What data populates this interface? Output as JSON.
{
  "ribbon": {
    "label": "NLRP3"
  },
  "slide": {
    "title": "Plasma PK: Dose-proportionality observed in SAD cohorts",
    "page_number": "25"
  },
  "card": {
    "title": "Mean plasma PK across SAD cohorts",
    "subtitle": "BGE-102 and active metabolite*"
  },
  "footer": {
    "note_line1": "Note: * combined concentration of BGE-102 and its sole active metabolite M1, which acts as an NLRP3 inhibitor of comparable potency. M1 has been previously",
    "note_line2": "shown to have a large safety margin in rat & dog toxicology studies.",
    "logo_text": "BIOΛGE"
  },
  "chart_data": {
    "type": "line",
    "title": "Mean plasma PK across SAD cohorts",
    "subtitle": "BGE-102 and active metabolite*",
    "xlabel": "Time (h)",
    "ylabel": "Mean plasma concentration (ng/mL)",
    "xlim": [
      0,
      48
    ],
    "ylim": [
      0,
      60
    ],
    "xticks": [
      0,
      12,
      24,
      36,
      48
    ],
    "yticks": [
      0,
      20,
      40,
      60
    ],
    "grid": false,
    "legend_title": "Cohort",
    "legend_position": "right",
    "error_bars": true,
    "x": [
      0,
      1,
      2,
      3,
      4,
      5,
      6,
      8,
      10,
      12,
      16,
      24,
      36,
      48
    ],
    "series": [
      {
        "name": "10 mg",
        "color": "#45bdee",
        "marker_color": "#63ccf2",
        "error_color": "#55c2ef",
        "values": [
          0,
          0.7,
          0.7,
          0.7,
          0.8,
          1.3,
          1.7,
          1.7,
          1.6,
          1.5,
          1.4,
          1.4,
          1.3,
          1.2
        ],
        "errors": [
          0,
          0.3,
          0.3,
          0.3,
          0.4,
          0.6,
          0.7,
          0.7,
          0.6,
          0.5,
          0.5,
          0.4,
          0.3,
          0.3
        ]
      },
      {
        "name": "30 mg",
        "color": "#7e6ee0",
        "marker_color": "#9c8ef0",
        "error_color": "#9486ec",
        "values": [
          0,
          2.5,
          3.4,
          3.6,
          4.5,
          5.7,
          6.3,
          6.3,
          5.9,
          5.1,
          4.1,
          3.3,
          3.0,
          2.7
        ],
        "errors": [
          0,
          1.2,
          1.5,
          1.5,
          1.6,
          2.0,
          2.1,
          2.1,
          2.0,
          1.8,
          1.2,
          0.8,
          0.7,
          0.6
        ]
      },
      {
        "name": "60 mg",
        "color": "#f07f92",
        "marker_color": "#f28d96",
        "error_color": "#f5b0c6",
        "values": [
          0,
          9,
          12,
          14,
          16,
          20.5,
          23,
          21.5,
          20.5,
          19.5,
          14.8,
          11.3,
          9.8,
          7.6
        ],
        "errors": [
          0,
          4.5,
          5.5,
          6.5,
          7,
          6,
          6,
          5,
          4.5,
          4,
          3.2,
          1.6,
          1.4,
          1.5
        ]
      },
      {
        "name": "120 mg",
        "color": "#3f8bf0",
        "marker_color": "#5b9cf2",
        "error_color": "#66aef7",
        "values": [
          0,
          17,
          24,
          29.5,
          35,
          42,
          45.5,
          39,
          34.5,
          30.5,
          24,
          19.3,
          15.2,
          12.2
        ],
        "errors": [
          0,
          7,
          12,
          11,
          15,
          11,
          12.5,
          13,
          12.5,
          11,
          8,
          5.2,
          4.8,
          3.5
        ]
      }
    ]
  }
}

* [WRITTEN REQUEST] Copy out all lines where the word "metabolite" appears.

* [RESULT FOR THIS TASK]
    "subtitle": "BGE-102 and active metabolite*"
    "note_line1": "Note: * combined concentration of BGE-102 and its sole active metabolite M1, which acts as an NLRP3 inhibitor of comparable potency. M1 has been previously",
    "subtitle": "BGE-102 and active metabolite*",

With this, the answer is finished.